Listed records start
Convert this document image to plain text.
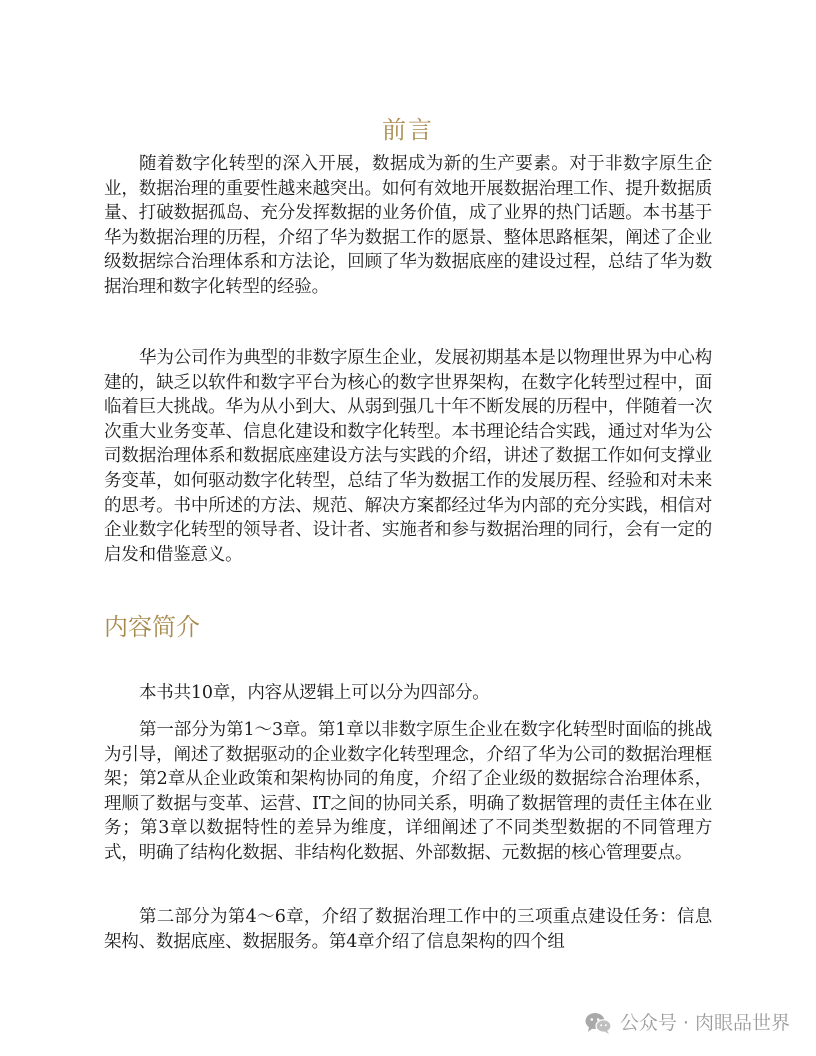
前言

随着数字化转型的深入开展，数据成为新的生产要素。对于非数字原生企业，数据治理的重要性越来越突出。如何有效地开展数据治理工作、提升数据质量、打破数据孤岛、充分发挥数据的业务价值，成了业界的热门话题。本书基于华为数据治理的历程，介绍了华为数据工作的愿景、整体思路框架，阐述了企业级数据综合治理体系和方法论，回顾了华为数据底座的建设过程，总结了华为数据治理和数字化转型的经验。

华为公司作为典型的非数字原生企业，发展初期基本是以物理世界为中心构建的，缺乏以软件和数字平台为核心的数字世界架构，在数字化转型过程中，面临着巨大挑战。华为从小到大、从弱到强几十年不断发展的历程中，伴随着一次次重大业务变革、信息化建设和数字化转型。本书理论结合实践，通过对华为公司数据治理体系和数据底座建设方法与实践的介绍，讲述了数据工作如何支撑业务变革，如何驱动数字化转型，总结了华为数据工作的发展历程、经验和对未来的思考。书中所述的方法、规范、解决方案都经过华为内部的充分实践，相信对企业数字化转型的领导者、设计者、实施者和参与数据治理的同行，会有一定的启发和借鉴意义。

内容简介

本书共10章，内容从逻辑上可以分为四部分。

第一部分为第1～3章。第1章以非数字原生企业在数字化转型时面临的挑战为引导，阐述了数据驱动的企业数字化转型理念，介绍了华为公司的数据治理框架；第2章从企业政策和架构协同的角度，介绍了企业级的数据综合治理体系，理顺了数据与变革、运营、IT之间的协同关系，明确了数据管理的责任主体在业务；第3章以数据特性的差异为维度，详细阐述了不同类型数据的不同管理方式，明确了结构化数据、非结构化数据、外部数据、元数据的核心管理要点。

第二部分为第4～6章，介绍了数据治理工作中的三项重点建设任务：信息架构、数据底座、数据服务。第4章介绍了信息架构的四个组

公众号 · 肉眼品世界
Listed records end
(Problem):
Your copy of the data should match it exactly, except that pictures are left out.

(Output for this task):
Convert this document image to plain text.
前言

随着数字化转型的深入开展，数据成为新的生产要素。对于非数字原生企业，数据治理的重要性越来越突出。如何有效地开展数据治理工作、提升数据质量、打破数据孤岛、充分发挥数据的业务价值，成了业界的热门话题。本书基于华为数据治理的历程，介绍了华为数据工作的愿景、整体思路框架，阐述了企业级数据综合治理体系和方法论，回顾了华为数据底座的建设过程，总结了华为数据治理和数字化转型的经验。

华为公司作为典型的非数字原生企业，发展初期基本是以物理世界为中心构建的，缺乏以软件和数字平台为核心的数字世界架构，在数字化转型过程中，面临着巨大挑战。华为从小到大、从弱到强几十年不断发展的历程中，伴随着一次次重大业务变革、信息化建设和数字化转型。本书理论结合实践，通过对华为公司数据治理体系和数据底座建设方法与实践的介绍，讲述了数据工作如何支撑业务变革，如何驱动数字化转型，总结了华为数据工作的发展历程、经验和对未来的思考。书中所述的方法、规范、解决方案都经过华为内部的充分实践，相信对企业数字化转型的领导者、设计者、实施者和参与数据治理的同行，会有一定的启发和借鉴意义。

内容简介

本书共10章，内容从逻辑上可以分为四部分。

第一部分为第1～3章。第1章以非数字原生企业在数字化转型时面临的挑战为引导，阐述了数据驱动的企业数字化转型理念，介绍了华为公司的数据治理框架；第2章从企业政策和架构协同的角度，介绍了企业级的数据综合治理体系，理顺了数据与变革、运营、IT之间的协同关系，明确了数据管理的责任主体在业务；第3章以数据特性的差异为维度，详细阐述了不同类型数据的不同管理方式，明确了结构化数据、非结构化数据、外部数据、元数据的核心管理要点。

第二部分为第4～6章，介绍了数据治理工作中的三项重点建设任务：信息架构、数据底座、数据服务。第4章介绍了信息架构的四个组

公众号 · 肉眼品世界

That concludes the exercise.